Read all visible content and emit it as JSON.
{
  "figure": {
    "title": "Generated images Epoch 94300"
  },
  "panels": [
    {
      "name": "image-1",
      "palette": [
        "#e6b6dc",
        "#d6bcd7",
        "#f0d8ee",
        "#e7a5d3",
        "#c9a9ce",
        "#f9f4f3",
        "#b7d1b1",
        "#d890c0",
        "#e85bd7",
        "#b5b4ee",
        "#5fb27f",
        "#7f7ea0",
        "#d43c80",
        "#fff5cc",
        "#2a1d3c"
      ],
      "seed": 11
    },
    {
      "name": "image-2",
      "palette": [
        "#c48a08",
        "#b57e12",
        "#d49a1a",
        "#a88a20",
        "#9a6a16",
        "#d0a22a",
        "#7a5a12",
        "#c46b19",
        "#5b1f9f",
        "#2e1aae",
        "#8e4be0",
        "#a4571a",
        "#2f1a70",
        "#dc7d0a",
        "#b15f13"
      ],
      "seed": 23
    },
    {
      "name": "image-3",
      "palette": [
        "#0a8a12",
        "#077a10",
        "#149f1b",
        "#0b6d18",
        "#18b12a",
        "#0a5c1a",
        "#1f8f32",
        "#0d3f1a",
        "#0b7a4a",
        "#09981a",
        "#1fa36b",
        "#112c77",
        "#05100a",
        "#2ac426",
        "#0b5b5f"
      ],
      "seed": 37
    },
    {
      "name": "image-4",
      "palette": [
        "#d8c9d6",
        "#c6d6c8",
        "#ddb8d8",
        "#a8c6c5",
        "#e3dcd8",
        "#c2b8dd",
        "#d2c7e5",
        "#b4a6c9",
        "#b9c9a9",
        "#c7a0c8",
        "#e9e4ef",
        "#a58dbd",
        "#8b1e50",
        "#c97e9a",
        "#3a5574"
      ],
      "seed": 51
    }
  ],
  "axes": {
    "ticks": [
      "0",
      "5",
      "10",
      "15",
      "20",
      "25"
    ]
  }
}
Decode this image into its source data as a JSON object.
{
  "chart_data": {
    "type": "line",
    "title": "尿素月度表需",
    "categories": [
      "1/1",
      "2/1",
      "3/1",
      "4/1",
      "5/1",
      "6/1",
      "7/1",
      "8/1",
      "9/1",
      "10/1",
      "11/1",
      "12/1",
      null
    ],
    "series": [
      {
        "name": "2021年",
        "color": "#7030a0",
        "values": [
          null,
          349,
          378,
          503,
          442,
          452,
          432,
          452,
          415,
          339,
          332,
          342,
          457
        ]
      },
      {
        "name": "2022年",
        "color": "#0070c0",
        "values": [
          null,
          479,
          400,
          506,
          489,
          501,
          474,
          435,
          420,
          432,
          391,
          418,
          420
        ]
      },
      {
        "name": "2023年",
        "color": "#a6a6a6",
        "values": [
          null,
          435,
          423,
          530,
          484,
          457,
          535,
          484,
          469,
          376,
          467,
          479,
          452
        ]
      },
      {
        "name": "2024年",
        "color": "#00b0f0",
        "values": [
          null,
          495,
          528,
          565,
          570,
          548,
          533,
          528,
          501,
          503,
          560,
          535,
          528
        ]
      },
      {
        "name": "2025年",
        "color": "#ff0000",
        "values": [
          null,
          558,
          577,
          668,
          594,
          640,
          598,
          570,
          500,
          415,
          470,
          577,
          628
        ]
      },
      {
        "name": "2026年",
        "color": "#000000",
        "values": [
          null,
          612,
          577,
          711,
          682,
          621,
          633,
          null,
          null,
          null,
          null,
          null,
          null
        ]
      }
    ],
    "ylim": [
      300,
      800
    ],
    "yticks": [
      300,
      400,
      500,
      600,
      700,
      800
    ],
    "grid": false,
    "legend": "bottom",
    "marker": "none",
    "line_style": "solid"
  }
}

**Aim of the task:** From the first line to the last, please quote the material above exactly.

**In response:**
Read all visible content and emit it as JSON.
{
  "figure": {
    "title": "Generated images Epoch 94300"
  },
  "panels": [
    {
      "name": "image-1",
      "palette": [
        "#e6b6dc",
        "#d6bcd7",
        "#f0d8ee",
        "#e7a5d3",
        "#c9a9ce",
        "#f9f4f3",
        "#b7d1b1",
        "#d890c0",
        "#e85bd7",
        "#b5b4ee",
        "#5fb27f",
        "#7f7ea0",
        "#d43c80",
        "#fff5cc",
        "#2a1d3c"
      ],
      "seed": 11
    },
    {
      "name": "image-2",
      "palette": [
        "#c48a08",
        "#b57e12",
        "#d49a1a",
        "#a88a20",
        "#9a6a16",
        "#d0a22a",
        "#7a5a12",
        "#c46b19",
        "#5b1f9f",
        "#2e1aae",
        "#8e4be0",
        "#a4571a",
        "#2f1a70",
        "#dc7d0a",
        "#b15f13"
      ],
      "seed": 23
    },
    {
      "name": "image-3",
      "palette": [
        "#0a8a12",
        "#077a10",
        "#149f1b",
        "#0b6d18",
        "#18b12a",
        "#0a5c1a",
        "#1f8f32",
        "#0d3f1a",
        "#0b7a4a",
        "#09981a",
        "#1fa36b",
        "#112c77",
        "#05100a",
        "#2ac426",
        "#0b5b5f"
      ],
      "seed": 37
    },
    {
      "name": "image-4",
      "palette": [
        "#d8c9d6",
        "#c6d6c8",
        "#ddb8d8",
        "#a8c6c5",
        "#e3dcd8",
        "#c2b8dd",
        "#d2c7e5",
        "#b4a6c9",
        "#b9c9a9",
        "#c7a0c8",
        "#e9e4ef",
        "#a58dbd",
        "#8b1e50",
        "#c97e9a",
        "#3a5574"
      ],
      "seed": 51
    }
  ],
  "axes": {
    "ticks": [
      "0",
      "5",
      "10",
      "15",
      "20",
      "25"
    ]
  }
}
Decode this image into its source data as a JSON object.
{
  "chart_data": {
    "type": "line",
    "title": "尿素月度表需",
    "categories": [
      "1/1",
      "2/1",
      "3/1",
      "4/1",
      "5/1",
      "6/1",
      "7/1",
      "8/1",
      "9/1",
      "10/1",
      "11/1",
      "12/1",
      null
    ],
    "series": [
      {
        "name": "2021年",
        "color": "#7030a0",
        "values": [
          null,
          349,
          378,
          503,
          442,
          452,
          432,
          452,
          415,
          339,
          332,
          342,
          457
        ]
      },
      {
        "name": "2022年",
        "color": "#0070c0",
        "values": [
          null,
          479,
          400,
          506,
          489,
          501,
          474,
          435,
          420,
          432,
          391,
          418,
          420
        ]
      },
      {
        "name": "2023年",
        "color": "#a6a6a6",
        "values": [
          null,
          435,
          423,
          530,
          484,
          457,
          535,
          484,
          469,
          376,
          467,
          479,
          452
        ]
      },
      {
        "name": "2024年",
        "color": "#00b0f0",
        "values": [
          null,
          495,
          528,
          565,
          570,
          548,
          533,
          528,
          501,
          503,
          560,
          535,
          528
        ]
      },
      {
        "name": "2025年",
        "color": "#ff0000",
        "values": [
          null,
          558,
          577,
          668,
          594,
          640,
          598,
          570,
          500,
          415,
          470,
          577,
          628
        ]
      },
      {
        "name": "2026年",
        "color": "#000000",
        "values": [
          null,
          612,
          577,
          711,
          682,
          621,
          633,
          null,
          null,
          null,
          null,
          null,
          null
        ]
      }
    ],
    "ylim": [
      300,
      800
    ],
    "yticks": [
      300,
      400,
      500,
      600,
      700,
      800
    ],
    "grid": false,
    "legend": "bottom",
    "marker": "none",
    "line_style": "solid"
  }
}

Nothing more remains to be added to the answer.